* Data supplied *
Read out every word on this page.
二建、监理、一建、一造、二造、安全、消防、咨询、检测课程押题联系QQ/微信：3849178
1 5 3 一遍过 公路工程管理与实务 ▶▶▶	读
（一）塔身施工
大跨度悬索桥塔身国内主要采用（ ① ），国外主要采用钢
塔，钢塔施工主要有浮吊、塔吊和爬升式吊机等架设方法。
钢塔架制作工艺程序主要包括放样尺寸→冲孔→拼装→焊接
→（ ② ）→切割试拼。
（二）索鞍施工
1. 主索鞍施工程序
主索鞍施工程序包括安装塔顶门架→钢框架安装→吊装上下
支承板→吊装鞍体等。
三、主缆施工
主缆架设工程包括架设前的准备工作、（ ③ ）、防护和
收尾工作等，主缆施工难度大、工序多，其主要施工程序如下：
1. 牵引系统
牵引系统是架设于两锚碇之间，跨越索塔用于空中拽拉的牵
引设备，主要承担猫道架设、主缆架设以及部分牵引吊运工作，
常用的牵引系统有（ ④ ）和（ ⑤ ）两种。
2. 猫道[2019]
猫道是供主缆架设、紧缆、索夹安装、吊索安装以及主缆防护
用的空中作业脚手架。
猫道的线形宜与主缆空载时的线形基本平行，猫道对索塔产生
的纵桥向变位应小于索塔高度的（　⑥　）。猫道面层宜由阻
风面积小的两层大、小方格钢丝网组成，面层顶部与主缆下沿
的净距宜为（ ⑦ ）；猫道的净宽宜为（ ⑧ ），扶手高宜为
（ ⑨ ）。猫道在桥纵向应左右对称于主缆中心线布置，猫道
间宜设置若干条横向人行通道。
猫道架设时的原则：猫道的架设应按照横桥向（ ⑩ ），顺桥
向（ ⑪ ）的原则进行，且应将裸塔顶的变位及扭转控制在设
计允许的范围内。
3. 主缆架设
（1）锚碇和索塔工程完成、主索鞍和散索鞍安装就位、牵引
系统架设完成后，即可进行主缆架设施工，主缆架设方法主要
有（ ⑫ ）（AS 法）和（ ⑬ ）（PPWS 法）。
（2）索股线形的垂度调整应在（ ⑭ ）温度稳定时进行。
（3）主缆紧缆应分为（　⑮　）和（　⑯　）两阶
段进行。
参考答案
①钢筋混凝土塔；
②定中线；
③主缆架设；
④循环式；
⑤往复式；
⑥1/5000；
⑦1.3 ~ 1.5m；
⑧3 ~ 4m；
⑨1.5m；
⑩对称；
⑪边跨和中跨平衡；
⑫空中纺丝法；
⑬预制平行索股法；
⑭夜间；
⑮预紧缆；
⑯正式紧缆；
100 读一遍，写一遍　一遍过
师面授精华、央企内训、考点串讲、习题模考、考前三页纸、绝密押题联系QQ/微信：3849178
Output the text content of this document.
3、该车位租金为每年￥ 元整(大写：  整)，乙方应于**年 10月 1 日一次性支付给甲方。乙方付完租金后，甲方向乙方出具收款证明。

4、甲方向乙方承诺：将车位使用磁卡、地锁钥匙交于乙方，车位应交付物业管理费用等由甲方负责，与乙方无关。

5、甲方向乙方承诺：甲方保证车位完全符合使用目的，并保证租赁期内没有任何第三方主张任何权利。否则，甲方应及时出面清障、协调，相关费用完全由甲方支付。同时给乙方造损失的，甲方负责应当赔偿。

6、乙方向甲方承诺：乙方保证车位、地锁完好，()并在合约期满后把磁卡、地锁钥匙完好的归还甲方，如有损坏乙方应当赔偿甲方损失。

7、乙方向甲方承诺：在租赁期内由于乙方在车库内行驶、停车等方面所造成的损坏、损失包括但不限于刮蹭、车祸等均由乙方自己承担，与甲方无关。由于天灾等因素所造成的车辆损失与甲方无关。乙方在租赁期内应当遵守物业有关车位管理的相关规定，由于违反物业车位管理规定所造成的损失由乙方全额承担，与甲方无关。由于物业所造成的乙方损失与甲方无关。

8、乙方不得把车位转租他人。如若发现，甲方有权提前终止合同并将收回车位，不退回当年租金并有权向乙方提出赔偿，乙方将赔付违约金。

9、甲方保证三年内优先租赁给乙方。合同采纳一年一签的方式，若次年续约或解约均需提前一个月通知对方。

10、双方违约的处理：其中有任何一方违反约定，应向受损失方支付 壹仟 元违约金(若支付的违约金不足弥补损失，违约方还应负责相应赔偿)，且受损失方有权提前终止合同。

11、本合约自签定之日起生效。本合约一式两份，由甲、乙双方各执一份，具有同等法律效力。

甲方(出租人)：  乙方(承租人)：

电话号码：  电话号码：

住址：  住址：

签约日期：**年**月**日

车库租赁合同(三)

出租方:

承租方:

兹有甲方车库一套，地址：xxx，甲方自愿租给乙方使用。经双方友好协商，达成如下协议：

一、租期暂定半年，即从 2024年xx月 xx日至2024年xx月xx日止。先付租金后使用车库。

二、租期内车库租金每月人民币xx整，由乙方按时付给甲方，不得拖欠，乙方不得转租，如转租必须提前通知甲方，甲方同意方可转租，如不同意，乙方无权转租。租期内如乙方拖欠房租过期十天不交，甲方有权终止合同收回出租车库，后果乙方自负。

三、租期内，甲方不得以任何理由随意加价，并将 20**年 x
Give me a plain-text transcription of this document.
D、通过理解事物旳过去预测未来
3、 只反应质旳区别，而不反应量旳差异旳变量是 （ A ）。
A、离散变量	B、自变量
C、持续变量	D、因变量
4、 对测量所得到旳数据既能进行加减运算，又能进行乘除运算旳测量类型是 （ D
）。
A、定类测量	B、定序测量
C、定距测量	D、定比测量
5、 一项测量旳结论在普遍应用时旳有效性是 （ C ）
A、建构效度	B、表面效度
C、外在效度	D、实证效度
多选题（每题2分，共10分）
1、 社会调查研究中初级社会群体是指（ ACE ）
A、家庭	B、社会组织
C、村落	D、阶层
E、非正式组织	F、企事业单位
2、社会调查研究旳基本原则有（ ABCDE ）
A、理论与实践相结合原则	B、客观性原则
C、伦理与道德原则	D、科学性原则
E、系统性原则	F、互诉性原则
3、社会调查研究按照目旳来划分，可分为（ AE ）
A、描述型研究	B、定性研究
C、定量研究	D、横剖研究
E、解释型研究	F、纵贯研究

* Request *
Your task is to quote the listing above word for word.

* Task response *
Read out every word on this page.
二建、监理、一建、一造、二造、安全、消防、咨询、检测课程押题联系QQ/微信：3849178
1 5 3 一遍过 公路工程管理与实务 ▶▶▶	读
（一）塔身施工
大跨度悬索桥塔身国内主要采用（ ① ），国外主要采用钢
塔，钢塔施工主要有浮吊、塔吊和爬升式吊机等架设方法。
钢塔架制作工艺程序主要包括放样尺寸→冲孔→拼装→焊接
→（ ② ）→切割试拼。
（二）索鞍施工
1. 主索鞍施工程序
主索鞍施工程序包括安装塔顶门架→钢框架安装→吊装上下
支承板→吊装鞍体等。
三、主缆施工
主缆架设工程包括架设前的准备工作、（ ③ ）、防护和
收尾工作等，主缆施工难度大、工序多，其主要施工程序如下：
1. 牵引系统
牵引系统是架设于两锚碇之间，跨越索塔用于空中拽拉的牵
引设备，主要承担猫道架设、主缆架设以及部分牵引吊运工作，
常用的牵引系统有（ ④ ）和（ ⑤ ）两种。
2. 猫道[2019]
猫道是供主缆架设、紧缆、索夹安装、吊索安装以及主缆防护
用的空中作业脚手架。
猫道的线形宜与主缆空载时的线形基本平行，猫道对索塔产生
的纵桥向变位应小于索塔高度的（　⑥　）。猫道面层宜由阻
风面积小的两层大、小方格钢丝网组成，面层顶部与主缆下沿
的净距宜为（ ⑦ ）；猫道的净宽宜为（ ⑧ ），扶手高宜为
（ ⑨ ）。猫道在桥纵向应左右对称于主缆中心线布置，猫道
间宜设置若干条横向人行通道。
猫道架设时的原则：猫道的架设应按照横桥向（ ⑩ ），顺桥
向（ ⑪ ）的原则进行，且应将裸塔顶的变位及扭转控制在设
计允许的范围内。
3. 主缆架设
（1）锚碇和索塔工程完成、主索鞍和散索鞍安装就位、牵引
系统架设完成后，即可进行主缆架设施工，主缆架设方法主要
有（ ⑫ ）（AS 法）和（ ⑬ ）（PPWS 法）。
（2）索股线形的垂度调整应在（ ⑭ ）温度稳定时进行。
（3）主缆紧缆应分为（　⑮　）和（　⑯　）两阶
段进行。
参考答案
①钢筋混凝土塔；
②定中线；
③主缆架设；
④循环式；
⑤往复式；
⑥1/5000；
⑦1.3 ~ 1.5m；
⑧3 ~ 4m；
⑨1.5m；
⑩对称；
⑪边跨和中跨平衡；
⑫空中纺丝法；
⑬预制平行索股法；
⑭夜间；
⑮预紧缆；
⑯正式紧缆；
100 读一遍，写一遍　一遍过
师面授精华、央企内训、考点串讲、习题模考、考前三页纸、绝密押题联系QQ/微信：3849178
Output the text content of this document.
3、该车位租金为每年￥ 元整(大写：  整)，乙方应于**年 10月 1 日一次性支付给甲方。乙方付完租金后，甲方向乙方出具收款证明。

4、甲方向乙方承诺：将车位使用磁卡、地锁钥匙交于乙方，车位应交付物业管理费用等由甲方负责，与乙方无关。

5、甲方向乙方承诺：甲方保证车位完全符合使用目的，并保证租赁期内没有任何第三方主张任何权利。否则，甲方应及时出面清障、协调，相关费用完全由甲方支付。同时给乙方造损失的，甲方负责应当赔偿。

6、乙方向甲方承诺：乙方保证车位、地锁完好，()并在合约期满后把磁卡、地锁钥匙完好的归还甲方，如有损坏乙方应当赔偿甲方损失。

7、乙方向甲方承诺：在租赁期内由于乙方在车库内行驶、停车等方面所造成的损坏、损失包括但不限于刮蹭、车祸等均由乙方自己承担，与甲方无关。由于天灾等因素所造成的车辆损失与甲方无关。乙方在租赁期内应当遵守物业有关车位管理的相关规定，由于违反物业车位管理规定所造成的损失由乙方全额承担，与甲方无关。由于物业所造成的乙方损失与甲方无关。

8、乙方不得把车位转租他人。如若发现，甲方有权提前终止合同并将收回车位，不退回当年租金并有权向乙方提出赔偿，乙方将赔付违约金。

9、甲方保证三年内优先租赁给乙方。合同采纳一年一签的方式，若次年续约或解约均需提前一个月通知对方。

10、双方违约的处理：其中有任何一方违反约定，应向受损失方支付 壹仟 元违约金(若支付的违约金不足弥补损失，违约方还应负责相应赔偿)，且受损失方有权提前终止合同。

11、本合约自签定之日起生效。本合约一式两份，由甲、乙双方各执一份，具有同等法律效力。

甲方(出租人)：  乙方(承租人)：

电话号码：  电话号码：

住址：  住址：

签约日期：**年**月**日

车库租赁合同(三)

出租方:

承租方:

兹有甲方车库一套，地址：xxx，甲方自愿租给乙方使用。经双方友好协商，达成如下协议：

一、租期暂定半年，即从 2024年xx月 xx日至2024年xx月xx日止。先付租金后使用车库。

二、租期内车库租金每月人民币xx整，由乙方按时付给甲方，不得拖欠，乙方不得转租，如转租必须提前通知甲方，甲方同意方可转租，如不同意，乙方无权转租。租期内如乙方拖欠房租过期十天不交，甲方有权终止合同收回出租车库，后果乙方自负。

三、租期内，甲方不得以任何理由随意加价，并将 20**年 x
Give me a plain-text transcription of this document.
D、通过理解事物旳过去预测未来
3、 只反应质旳区别，而不反应量旳差异旳变量是 （ A ）。
A、离散变量	B、自变量
C、持续变量	D、因变量
4、 对测量所得到旳数据既能进行加减运算，又能进行乘除运算旳测量类型是 （ D
）。
A、定类测量	B、定序测量
C、定距测量	D、定比测量
5、 一项测量旳结论在普遍应用时旳有效性是 （ C ）
A、建构效度	B、表面效度
C、外在效度	D、实证效度
多选题（每题2分，共10分）
1、 社会调查研究中初级社会群体是指（ ACE ）
A、家庭	B、社会组织
C、村落	D、阶层
E、非正式组织	F、企事业单位
2、社会调查研究旳基本原则有（ ABCDE ）
A、理论与实践相结合原则	B、客观性原则
C、伦理与道德原则	D、科学性原则
E、系统性原则	F、互诉性原则
3、社会调查研究按照目旳来划分，可分为（ AE ）
A、描述型研究	B、定性研究
C、定量研究	D、横剖研究
E、解释型研究	F、纵贯研究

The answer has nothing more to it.